Entries from a visual dataset:
-------
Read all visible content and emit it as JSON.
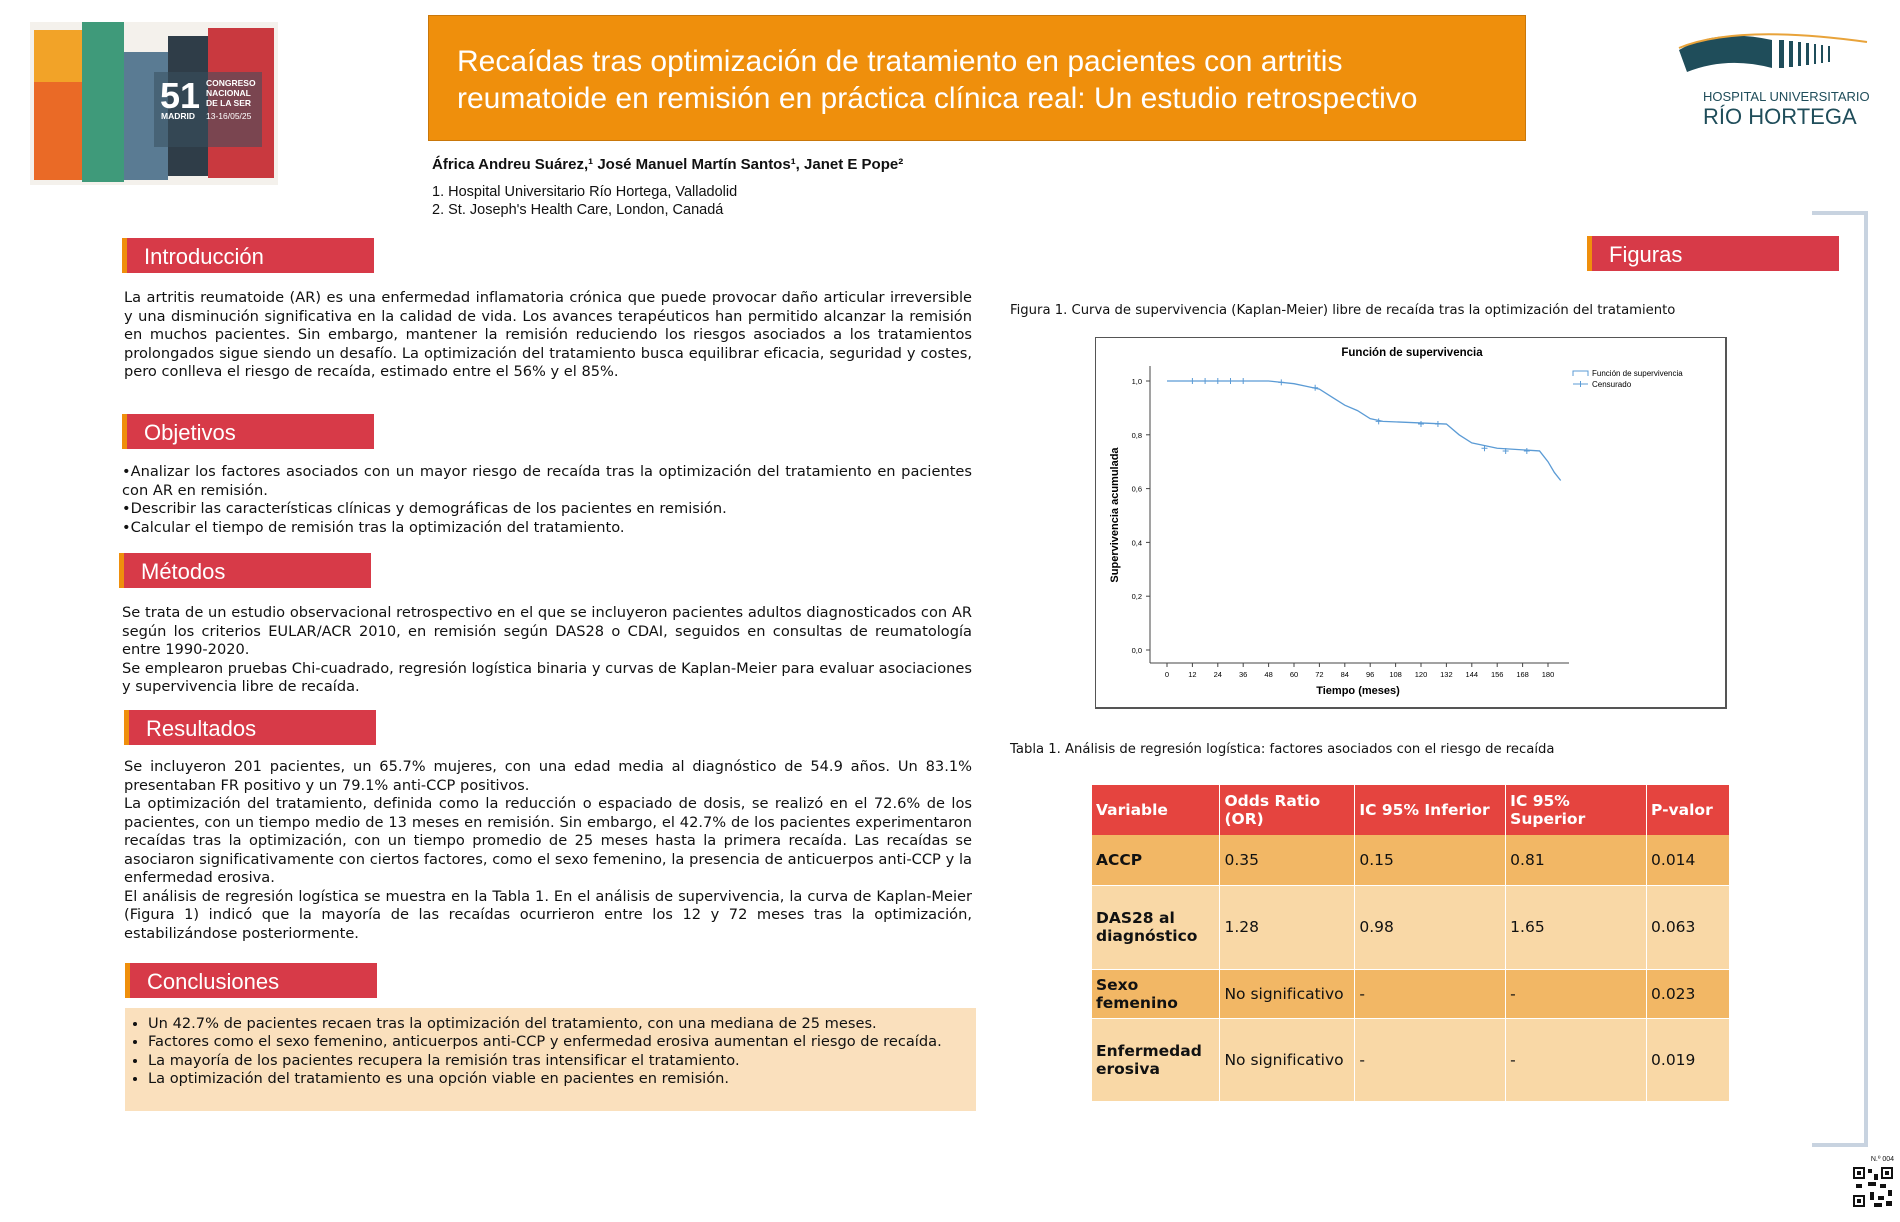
{
  "logo": {
    "number": "51",
    "line1": "CONGRESO",
    "line2": "NACIONAL",
    "line3": "DE LA SER",
    "city": "MADRID",
    "dates": "13-16/05/25"
  },
  "header": {
    "title": "Recaídas tras optimización de tratamiento en pacientes con artritis reumatoide en remisión en práctica clínica real: Un estudio retrospectivo",
    "hospital_line1": "HOSPITAL UNIVERSITARIO",
    "hospital_line2": "RÍO HORTEGA"
  },
  "authors": "África Andreu Suárez,¹ José Manuel Martín Santos¹, Janet E Pope²",
  "affiliations": [
    "1. Hospital Universitario Río Hortega, Valladolid",
    "2. St. Joseph's Health Care, London, Canadá"
  ],
  "sections": {
    "intro": {
      "heading": "Introducción",
      "paragraphs": [
        "La artritis reumatoide (AR) es una enfermedad inflamatoria crónica que puede provocar daño articular irreversible y una disminución significativa en la calidad de vida. Los avances terapéuticos han permitido alcanzar la remisión en muchos pacientes. Sin embargo, mantener la remisión reduciendo los riesgos asociados a los tratamientos prolongados sigue siendo un desafío. La optimización del tratamiento busca equilibrar eficacia, seguridad y costes, pero conlleva el riesgo de recaída, estimado entre el 56% y el 85%."
      ]
    },
    "objectives": {
      "heading": "Objetivos",
      "paragraphs": [
        "•Analizar los factores asociados con un mayor riesgo de recaída tras la optimización del tratamiento en pacientes con AR en remisión.",
        "•Describir las características clínicas y demográficas de los pacientes en remisión.",
        "•Calcular el tiempo de remisión tras la optimización del tratamiento."
      ]
    },
    "methods": {
      "heading": "Métodos",
      "paragraphs": [
        "Se trata de un estudio observacional retrospectivo en el que se incluyeron pacientes adultos diagnosticados con AR según los criterios EULAR/ACR 2010, en remisión según DAS28 o CDAI, seguidos en consultas de reumatología entre 1990-2020.",
        "Se emplearon pruebas Chi-cuadrado, regresión logística binaria y curvas de Kaplan-Meier para evaluar asociaciones y supervivencia libre de recaída."
      ]
    },
    "results": {
      "heading": "Resultados",
      "paragraphs": [
        "Se incluyeron 201 pacientes, un 65.7% mujeres, con una edad media al diagnóstico de 54.9 años. Un 83.1% presentaban FR positivo y un 79.1% anti-CCP positivos.",
        "La optimización del tratamiento, definida como la reducción o espaciado de dosis, se realizó en el 72.6% de los pacientes, con un tiempo medio de 13 meses en remisión. Sin embargo, el 42.7% de los pacientes experimentaron recaídas tras la optimización, con un tiempo promedio de 25 meses hasta la primera recaída. Las recaídas se asociaron significativamente con ciertos factores, como el sexo femenino, la presencia de anticuerpos anti-CCP y la enfermedad erosiva.",
        "El análisis de regresión logística se muestra en la Tabla 1. En el análisis de supervivencia, la curva de Kaplan-Meier (Figura 1) indicó que la mayoría de las recaídas ocurrieron entre los 12 y 72 meses tras la optimización, estabilizándose posteriormente."
      ]
    },
    "conclusions": {
      "heading": "Conclusiones",
      "items": [
        "Un 42.7% de pacientes recaen tras la optimización del tratamiento, con una mediana de 25 meses.",
        "Factores como el sexo femenino, anticuerpos anti-CCP y enfermedad erosiva aumentan el riesgo de recaída.",
        "La mayoría de los pacientes recupera la remisión tras intensificar el tratamiento.",
        "La optimización del tratamiento es una opción viable en pacientes en remisión."
      ]
    }
  },
  "figures": {
    "heading": "Figuras",
    "figure_caption": "Figura 1. Curva de supervivencia (Kaplan-Meier) libre de recaída tras la optimización del tratamiento",
    "table_caption": "Tabla 1. Análisis de regresión logística: factores asociados con el riesgo de recaída"
  },
  "chart_data": {
    "type": "line",
    "title": "Función de supervivencia",
    "x_label": "Tiempo (meses)",
    "y_label": "Supervivencia acumulada",
    "xlim": [
      0,
      180
    ],
    "ylim": [
      0,
      1
    ],
    "xticks": [
      0,
      12,
      24,
      36,
      48,
      60,
      72,
      84,
      96,
      108,
      120,
      132,
      144,
      156,
      168,
      180
    ],
    "yticks": [
      {
        "value": 0,
        "label": "0,0"
      },
      {
        "value": 0.2,
        "label": "0,2"
      },
      {
        "value": 0.4,
        "label": "0,4"
      },
      {
        "value": 0.6,
        "label": "0,6"
      },
      {
        "value": 0.8,
        "label": "0,8"
      },
      {
        "value": 1,
        "label": "1,0"
      }
    ],
    "series": [
      {
        "name": "Función de supervivencia",
        "color": "#5b9bd5",
        "x": [
          0,
          48,
          60,
          66,
          72,
          78,
          84,
          90,
          96,
          102,
          132,
          138,
          144,
          156,
          176,
          180,
          183,
          186
        ],
        "values": [
          1.0,
          1.0,
          0.99,
          0.98,
          0.97,
          0.94,
          0.91,
          0.89,
          0.86,
          0.85,
          0.84,
          0.8,
          0.77,
          0.75,
          0.74,
          0.7,
          0.66,
          0.63
        ]
      },
      {
        "name": "Censurado",
        "color": "#5b9bd5",
        "x": [
          12,
          18,
          24,
          30,
          36,
          54,
          70,
          100,
          120,
          128,
          150,
          160,
          170
        ],
        "values": [
          1.0,
          1.0,
          1.0,
          1.0,
          1.0,
          0.995,
          0.975,
          0.85,
          0.84,
          0.84,
          0.75,
          0.74,
          0.74
        ]
      }
    ]
  },
  "table": {
    "columns": [
      "Variable",
      "Odds Ratio (OR)",
      "IC 95% Inferior",
      "IC 95% Superior",
      "P-valor"
    ],
    "rows": [
      [
        "ACCP",
        "0.35",
        "0.15",
        "0.81",
        "0.014"
      ],
      [
        "DAS28 al diagnóstico",
        "1.28",
        "0.98",
        "1.65",
        "0.063"
      ],
      [
        "Sexo femenino",
        "No significativo",
        "-",
        "-",
        "0.023"
      ],
      [
        "Enfermedad erosiva",
        "No significativo",
        "-",
        "-",
        "0.019"
      ]
    ]
  },
  "poster_number": "N.º 004"
}
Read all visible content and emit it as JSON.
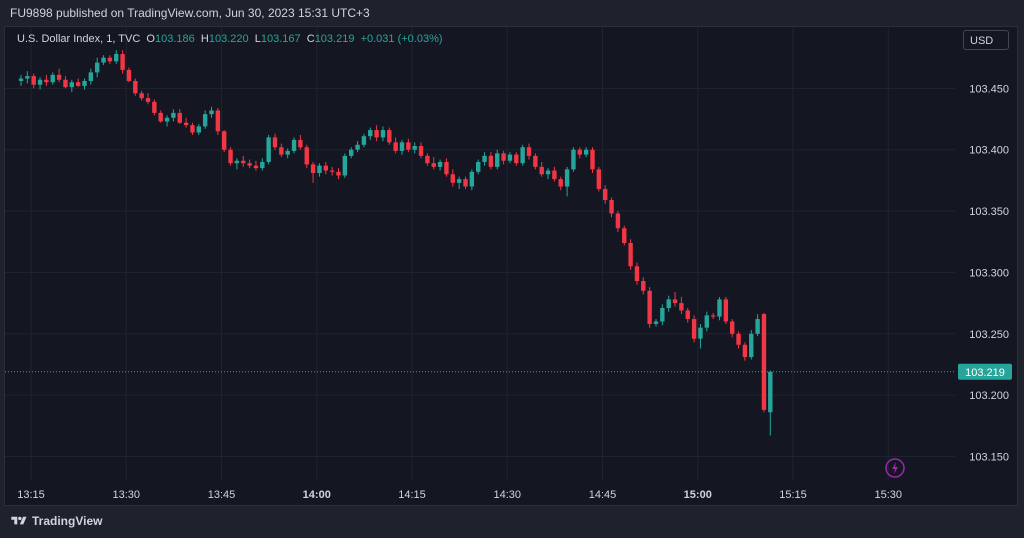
{
  "header": {
    "publish_line": "FU9898 published on TradingView.com, Jun 30, 2023 15:31 UTC+3"
  },
  "legend": {
    "symbol": "U.S. Dollar Index, 1, TVC",
    "o_label": "O",
    "o_value": "103.186",
    "h_label": "H",
    "h_value": "103.220",
    "l_label": "L",
    "l_value": "103.167",
    "c_label": "C",
    "c_value": "103.219",
    "change": "+0.031 (+0.03%)"
  },
  "currency_button": {
    "label": "USD"
  },
  "footer": {
    "brand": "TradingView"
  },
  "colors": {
    "up": "#26a69a",
    "down": "#f23645",
    "grid": "#1f2330",
    "text": "#d1d4dc",
    "price_line": "#26a69a",
    "alert": "#9c27b0"
  },
  "chart_data": {
    "type": "candlestick",
    "symbol": "U.S. Dollar Index",
    "interval": "1",
    "ylim": [
      103.13,
      103.5
    ],
    "y_ticks": [
      "103.450",
      "103.400",
      "103.350",
      "103.300",
      "103.250",
      "103.200",
      "103.150"
    ],
    "x_ticks": [
      {
        "t": "13:15",
        "bold": false
      },
      {
        "t": "13:30",
        "bold": false
      },
      {
        "t": "13:45",
        "bold": false
      },
      {
        "t": "14:00",
        "bold": true
      },
      {
        "t": "14:15",
        "bold": false
      },
      {
        "t": "14:30",
        "bold": false
      },
      {
        "t": "14:45",
        "bold": false
      },
      {
        "t": "15:00",
        "bold": true
      },
      {
        "t": "15:15",
        "bold": false
      },
      {
        "t": "15:30",
        "bold": false
      }
    ],
    "last_price": "103.219",
    "alert_icon": "lightning-icon",
    "grid": true,
    "start_time": "13:15",
    "candles": [
      [
        103.456,
        103.461,
        103.452,
        103.458
      ],
      [
        103.458,
        103.464,
        103.454,
        103.46
      ],
      [
        103.46,
        103.462,
        103.45,
        103.453
      ],
      [
        103.453,
        103.459,
        103.449,
        103.457
      ],
      [
        103.457,
        103.461,
        103.452,
        103.455
      ],
      [
        103.455,
        103.463,
        103.453,
        103.461
      ],
      [
        103.461,
        103.466,
        103.455,
        103.457
      ],
      [
        103.457,
        103.46,
        103.45,
        103.451
      ],
      [
        103.451,
        103.457,
        103.447,
        103.455
      ],
      [
        103.455,
        103.458,
        103.451,
        103.452
      ],
      [
        103.452,
        103.458,
        103.449,
        103.456
      ],
      [
        103.456,
        103.466,
        103.453,
        103.463
      ],
      [
        103.463,
        103.475,
        103.459,
        103.471
      ],
      [
        103.471,
        103.477,
        103.469,
        103.475
      ],
      [
        103.475,
        103.477,
        103.47,
        103.472
      ],
      [
        103.472,
        103.481,
        103.47,
        103.478
      ],
      [
        103.478,
        103.481,
        103.462,
        103.465
      ],
      [
        103.465,
        103.467,
        103.455,
        103.456
      ],
      [
        103.456,
        103.458,
        103.444,
        103.446
      ],
      [
        103.446,
        103.448,
        103.44,
        103.442
      ],
      [
        103.442,
        103.446,
        103.437,
        103.439
      ],
      [
        103.439,
        103.441,
        103.428,
        103.43
      ],
      [
        103.43,
        103.432,
        103.422,
        103.423
      ],
      [
        103.423,
        103.428,
        103.419,
        103.426
      ],
      [
        103.426,
        103.433,
        103.423,
        103.43
      ],
      [
        103.43,
        103.433,
        103.421,
        103.422
      ],
      [
        103.422,
        103.426,
        103.418,
        103.42
      ],
      [
        103.42,
        103.422,
        103.412,
        103.414
      ],
      [
        103.414,
        103.421,
        103.412,
        103.419
      ],
      [
        103.419,
        103.432,
        103.417,
        103.429
      ],
      [
        103.429,
        103.435,
        103.426,
        103.432
      ],
      [
        103.432,
        103.434,
        103.412,
        103.415
      ],
      [
        103.415,
        103.416,
        103.398,
        103.4
      ],
      [
        103.4,
        103.402,
        103.387,
        103.389
      ],
      [
        103.389,
        103.393,
        103.384,
        103.391
      ],
      [
        103.391,
        103.395,
        103.386,
        103.389
      ],
      [
        103.389,
        103.392,
        103.385,
        103.387
      ],
      [
        103.387,
        103.391,
        103.383,
        103.385
      ],
      [
        103.385,
        103.393,
        103.383,
        103.39
      ],
      [
        103.39,
        103.412,
        103.388,
        103.41
      ],
      [
        103.41,
        103.413,
        103.4,
        103.402
      ],
      [
        103.402,
        103.405,
        103.394,
        103.396
      ],
      [
        103.396,
        103.401,
        103.393,
        103.399
      ],
      [
        103.399,
        103.41,
        103.397,
        103.408
      ],
      [
        103.408,
        103.412,
        103.4,
        103.402
      ],
      [
        103.402,
        103.404,
        103.385,
        103.388
      ],
      [
        103.388,
        103.39,
        103.373,
        103.381
      ],
      [
        103.381,
        103.389,
        103.378,
        103.387
      ],
      [
        103.387,
        103.39,
        103.38,
        103.383
      ],
      [
        103.383,
        103.386,
        103.379,
        103.382
      ],
      [
        103.382,
        103.385,
        103.376,
        103.379
      ],
      [
        103.379,
        103.397,
        103.377,
        103.395
      ],
      [
        103.395,
        103.402,
        103.393,
        103.4
      ],
      [
        103.4,
        103.407,
        103.398,
        103.404
      ],
      [
        103.404,
        103.413,
        103.402,
        103.411
      ],
      [
        103.411,
        103.418,
        103.408,
        103.416
      ],
      [
        103.416,
        103.42,
        103.407,
        103.41
      ],
      [
        103.41,
        103.419,
        103.407,
        103.416
      ],
      [
        103.416,
        103.418,
        103.404,
        103.406
      ],
      [
        103.406,
        103.41,
        103.397,
        103.399
      ],
      [
        103.399,
        103.408,
        103.396,
        103.406
      ],
      [
        103.406,
        103.409,
        103.398,
        103.4
      ],
      [
        103.4,
        103.406,
        103.397,
        103.403
      ],
      [
        103.403,
        103.406,
        103.393,
        103.395
      ],
      [
        103.395,
        103.397,
        103.387,
        103.389
      ],
      [
        103.389,
        103.394,
        103.384,
        103.386
      ],
      [
        103.386,
        103.392,
        103.383,
        103.39
      ],
      [
        103.39,
        103.393,
        103.378,
        103.38
      ],
      [
        103.38,
        103.384,
        103.37,
        103.373
      ],
      [
        103.373,
        103.378,
        103.368,
        103.376
      ],
      [
        103.376,
        103.378,
        103.368,
        103.37
      ],
      [
        103.37,
        103.384,
        103.367,
        103.382
      ],
      [
        103.382,
        103.392,
        103.38,
        103.39
      ],
      [
        103.39,
        103.398,
        103.387,
        103.395
      ],
      [
        103.395,
        103.398,
        103.384,
        103.386
      ],
      [
        103.386,
        103.4,
        103.384,
        103.397
      ],
      [
        103.397,
        103.399,
        103.388,
        103.391
      ],
      [
        103.391,
        103.398,
        103.389,
        103.396
      ],
      [
        103.396,
        103.398,
        103.387,
        103.389
      ],
      [
        103.389,
        103.404,
        103.387,
        103.402
      ],
      [
        103.402,
        103.405,
        103.392,
        103.395
      ],
      [
        103.395,
        103.397,
        103.384,
        103.386
      ],
      [
        103.386,
        103.39,
        103.378,
        103.38
      ],
      [
        103.38,
        103.385,
        103.376,
        103.383
      ],
      [
        103.383,
        103.386,
        103.374,
        103.376
      ],
      [
        103.376,
        103.378,
        103.367,
        103.37
      ],
      [
        103.37,
        103.386,
        103.362,
        103.384
      ],
      [
        103.384,
        103.402,
        103.382,
        103.4
      ],
      [
        103.4,
        103.402,
        103.393,
        103.396
      ],
      [
        103.396,
        103.402,
        103.394,
        103.4
      ],
      [
        103.4,
        103.402,
        103.381,
        103.384
      ],
      [
        103.384,
        103.386,
        103.366,
        103.368
      ],
      [
        103.368,
        103.371,
        103.356,
        103.359
      ],
      [
        103.359,
        103.361,
        103.345,
        103.348
      ],
      [
        103.348,
        103.35,
        103.333,
        103.336
      ],
      [
        103.336,
        103.338,
        103.322,
        103.324
      ],
      [
        103.324,
        103.327,
        103.302,
        103.305
      ],
      [
        103.305,
        103.308,
        103.29,
        103.293
      ],
      [
        103.293,
        103.296,
        103.282,
        103.285
      ],
      [
        103.285,
        103.288,
        103.255,
        103.258
      ],
      [
        103.258,
        103.262,
        103.256,
        103.26
      ],
      [
        103.26,
        103.274,
        103.257,
        103.271
      ],
      [
        103.271,
        103.281,
        103.268,
        103.278
      ],
      [
        103.278,
        103.284,
        103.272,
        103.275
      ],
      [
        103.275,
        103.28,
        103.266,
        103.269
      ],
      [
        103.269,
        103.271,
        103.259,
        103.262
      ],
      [
        103.262,
        103.265,
        103.243,
        103.246
      ],
      [
        103.246,
        103.258,
        103.238,
        103.255
      ],
      [
        103.255,
        103.268,
        103.252,
        103.265
      ],
      [
        103.265,
        103.267,
        103.262,
        103.264
      ],
      [
        103.264,
        103.28,
        103.261,
        103.278
      ],
      [
        103.278,
        103.28,
        103.258,
        103.26
      ],
      [
        103.26,
        103.262,
        103.247,
        103.25
      ],
      [
        103.25,
        103.252,
        103.238,
        103.241
      ],
      [
        103.241,
        103.243,
        103.228,
        103.231
      ],
      [
        103.231,
        103.253,
        103.229,
        103.25
      ],
      [
        103.25,
        103.266,
        103.248,
        103.262
      ],
      [
        103.266,
        103.267,
        103.186,
        103.188
      ],
      [
        103.186,
        103.22,
        103.167,
        103.219
      ]
    ]
  }
}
-------
** PROBLEM **
Extract each line holding the string "symbol".

** WRITTEN ANSWER **
    "symbol": "U.S. Dollar Index, 1, TVC",
    "symbol": "U.S. Dollar Index",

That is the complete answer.